>> start Given records
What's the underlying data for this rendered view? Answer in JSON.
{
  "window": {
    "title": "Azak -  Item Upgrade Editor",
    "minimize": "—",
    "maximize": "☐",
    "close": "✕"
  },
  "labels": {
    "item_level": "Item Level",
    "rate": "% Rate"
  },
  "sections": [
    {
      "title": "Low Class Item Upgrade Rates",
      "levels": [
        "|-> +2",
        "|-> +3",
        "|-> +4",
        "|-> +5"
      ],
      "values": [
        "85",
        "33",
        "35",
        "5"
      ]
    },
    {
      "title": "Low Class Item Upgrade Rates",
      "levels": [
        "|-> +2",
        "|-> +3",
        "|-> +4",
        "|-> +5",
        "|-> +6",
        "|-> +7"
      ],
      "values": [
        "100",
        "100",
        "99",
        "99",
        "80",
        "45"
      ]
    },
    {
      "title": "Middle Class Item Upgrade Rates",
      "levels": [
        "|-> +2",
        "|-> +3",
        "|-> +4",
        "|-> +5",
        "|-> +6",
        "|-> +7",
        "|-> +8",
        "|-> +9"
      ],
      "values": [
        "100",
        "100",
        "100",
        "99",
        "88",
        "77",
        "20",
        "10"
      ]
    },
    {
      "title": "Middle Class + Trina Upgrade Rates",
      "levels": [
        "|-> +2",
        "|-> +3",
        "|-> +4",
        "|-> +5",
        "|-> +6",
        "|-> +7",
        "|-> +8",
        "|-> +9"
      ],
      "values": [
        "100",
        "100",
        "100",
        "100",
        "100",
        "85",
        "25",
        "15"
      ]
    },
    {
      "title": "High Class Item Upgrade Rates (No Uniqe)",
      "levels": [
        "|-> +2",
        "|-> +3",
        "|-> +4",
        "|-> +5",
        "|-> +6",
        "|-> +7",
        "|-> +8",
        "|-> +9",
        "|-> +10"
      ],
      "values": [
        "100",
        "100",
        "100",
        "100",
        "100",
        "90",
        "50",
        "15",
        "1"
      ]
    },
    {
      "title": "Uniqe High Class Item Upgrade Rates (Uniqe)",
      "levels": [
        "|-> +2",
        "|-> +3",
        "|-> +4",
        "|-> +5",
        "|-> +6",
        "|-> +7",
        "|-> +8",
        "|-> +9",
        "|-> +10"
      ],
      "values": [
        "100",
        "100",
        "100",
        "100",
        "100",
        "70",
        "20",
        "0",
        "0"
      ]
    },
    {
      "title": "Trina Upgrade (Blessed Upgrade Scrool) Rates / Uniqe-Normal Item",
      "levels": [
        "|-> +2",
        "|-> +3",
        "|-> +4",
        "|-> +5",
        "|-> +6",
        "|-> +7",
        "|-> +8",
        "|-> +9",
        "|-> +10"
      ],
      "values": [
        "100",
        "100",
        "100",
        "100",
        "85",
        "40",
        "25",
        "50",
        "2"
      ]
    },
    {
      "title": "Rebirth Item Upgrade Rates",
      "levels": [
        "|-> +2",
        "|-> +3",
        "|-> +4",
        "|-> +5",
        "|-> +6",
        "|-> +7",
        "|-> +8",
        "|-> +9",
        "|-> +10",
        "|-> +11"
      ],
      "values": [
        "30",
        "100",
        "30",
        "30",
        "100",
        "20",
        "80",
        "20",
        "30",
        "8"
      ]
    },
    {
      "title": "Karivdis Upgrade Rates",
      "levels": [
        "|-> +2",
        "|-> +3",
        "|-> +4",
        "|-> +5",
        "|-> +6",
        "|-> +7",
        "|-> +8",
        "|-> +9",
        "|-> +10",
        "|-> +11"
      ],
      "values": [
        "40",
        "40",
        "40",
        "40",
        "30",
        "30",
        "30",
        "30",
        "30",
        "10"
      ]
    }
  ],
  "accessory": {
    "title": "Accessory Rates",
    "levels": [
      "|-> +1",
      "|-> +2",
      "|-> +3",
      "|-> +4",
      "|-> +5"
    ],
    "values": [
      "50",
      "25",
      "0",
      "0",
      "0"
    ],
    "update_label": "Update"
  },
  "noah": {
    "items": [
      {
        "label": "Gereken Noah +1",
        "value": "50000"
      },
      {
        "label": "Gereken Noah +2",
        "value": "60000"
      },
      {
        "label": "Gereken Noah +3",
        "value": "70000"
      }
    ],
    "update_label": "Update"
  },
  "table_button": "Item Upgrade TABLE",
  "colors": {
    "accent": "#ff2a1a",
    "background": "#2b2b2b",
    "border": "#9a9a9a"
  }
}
>> end Given records
▶ [What is needed]: Copy out the full set of records precisely, leaving nothing out.

▶ [Completed exercise]:
What's the underlying data for this rendered view? Answer in JSON.
{
  "window": {
    "title": "Azak -  Item Upgrade Editor",
    "minimize": "—",
    "maximize": "☐",
    "close": "✕"
  },
  "labels": {
    "item_level": "Item Level",
    "rate": "% Rate"
  },
  "sections": [
    {
      "title": "Low Class Item Upgrade Rates",
      "levels": [
        "|-> +2",
        "|-> +3",
        "|-> +4",
        "|-> +5"
      ],
      "values": [
        "85",
        "33",
        "35",
        "5"
      ]
    },
    {
      "title": "Low Class Item Upgrade Rates",
      "levels": [
        "|-> +2",
        "|-> +3",
        "|-> +4",
        "|-> +5",
        "|-> +6",
        "|-> +7"
      ],
      "values": [
        "100",
        "100",
        "99",
        "99",
        "80",
        "45"
      ]
    },
    {
      "title": "Middle Class Item Upgrade Rates",
      "levels": [
        "|-> +2",
        "|-> +3",
        "|-> +4",
        "|-> +5",
        "|-> +6",
        "|-> +7",
        "|-> +8",
        "|-> +9"
      ],
      "values": [
        "100",
        "100",
        "100",
        "99",
        "88",
        "77",
        "20",
        "10"
      ]
    },
    {
      "title": "Middle Class + Trina Upgrade Rates",
      "levels": [
        "|-> +2",
        "|-> +3",
        "|-> +4",
        "|-> +5",
        "|-> +6",
        "|-> +7",
        "|-> +8",
        "|-> +9"
      ],
      "values": [
        "100",
        "100",
        "100",
        "100",
        "100",
        "85",
        "25",
        "15"
      ]
    },
    {
      "title": "High Class Item Upgrade Rates (No Uniqe)",
      "levels": [
        "|-> +2",
        "|-> +3",
        "|-> +4",
        "|-> +5",
        "|-> +6",
        "|-> +7",
        "|-> +8",
        "|-> +9",
        "|-> +10"
      ],
      "values": [
        "100",
        "100",
        "100",
        "100",
        "100",
        "90",
        "50",
        "15",
        "1"
      ]
    },
    {
      "title": "Uniqe High Class Item Upgrade Rates (Uniqe)",
      "levels": [
        "|-> +2",
        "|-> +3",
        "|-> +4",
        "|-> +5",
        "|-> +6",
        "|-> +7",
        "|-> +8",
        "|-> +9",
        "|-> +10"
      ],
      "values": [
        "100",
        "100",
        "100",
        "100",
        "100",
        "70",
        "20",
        "0",
        "0"
      ]
    },
    {
      "title": "Trina Upgrade (Blessed Upgrade Scrool) Rates / Uniqe-Normal Item",
      "levels": [
        "|-> +2",
        "|-> +3",
        "|-> +4",
        "|-> +5",
        "|-> +6",
        "|-> +7",
        "|-> +8",
        "|-> +9",
        "|-> +10"
      ],
      "values": [
        "100",
        "100",
        "100",
        "100",
        "85",
        "40",
        "25",
        "50",
        "2"
      ]
    },
    {
      "title": "Rebirth Item Upgrade Rates",
      "levels": [
        "|-> +2",
        "|-> +3",
        "|-> +4",
        "|-> +5",
        "|-> +6",
        "|-> +7",
        "|-> +8",
        "|-> +9",
        "|-> +10",
        "|-> +11"
      ],
      "values": [
        "30",
        "100",
        "30",
        "30",
        "100",
        "20",
        "80",
        "20",
        "30",
        "8"
      ]
    },
    {
      "title": "Karivdis Upgrade Rates",
      "levels": [
        "|-> +2",
        "|-> +3",
        "|-> +4",
        "|-> +5",
        "|-> +6",
        "|-> +7",
        "|-> +8",
        "|-> +9",
        "|-> +10",
        "|-> +11"
      ],
      "values": [
        "40",
        "40",
        "40",
        "40",
        "30",
        "30",
        "30",
        "30",
        "30",
        "10"
      ]
    }
  ],
  "accessory": {
    "title": "Accessory Rates",
    "levels": [
      "|-> +1",
      "|-> +2",
      "|-> +3",
      "|-> +4",
      "|-> +5"
    ],
    "values": [
      "50",
      "25",
      "0",
      "0",
      "0"
    ],
    "update_label": "Update"
  },
  "noah": {
    "items": [
      {
        "label": "Gereken Noah +1",
        "value": "50000"
      },
      {
        "label": "Gereken Noah +2",
        "value": "60000"
      },
      {
        "label": "Gereken Noah +3",
        "value": "70000"
      }
    ],
    "update_label": "Update"
  },
  "table_button": "Item Upgrade TABLE",
  "colors": {
    "accent": "#ff2a1a",
    "background": "#2b2b2b",
    "border": "#9a9a9a"
  }
}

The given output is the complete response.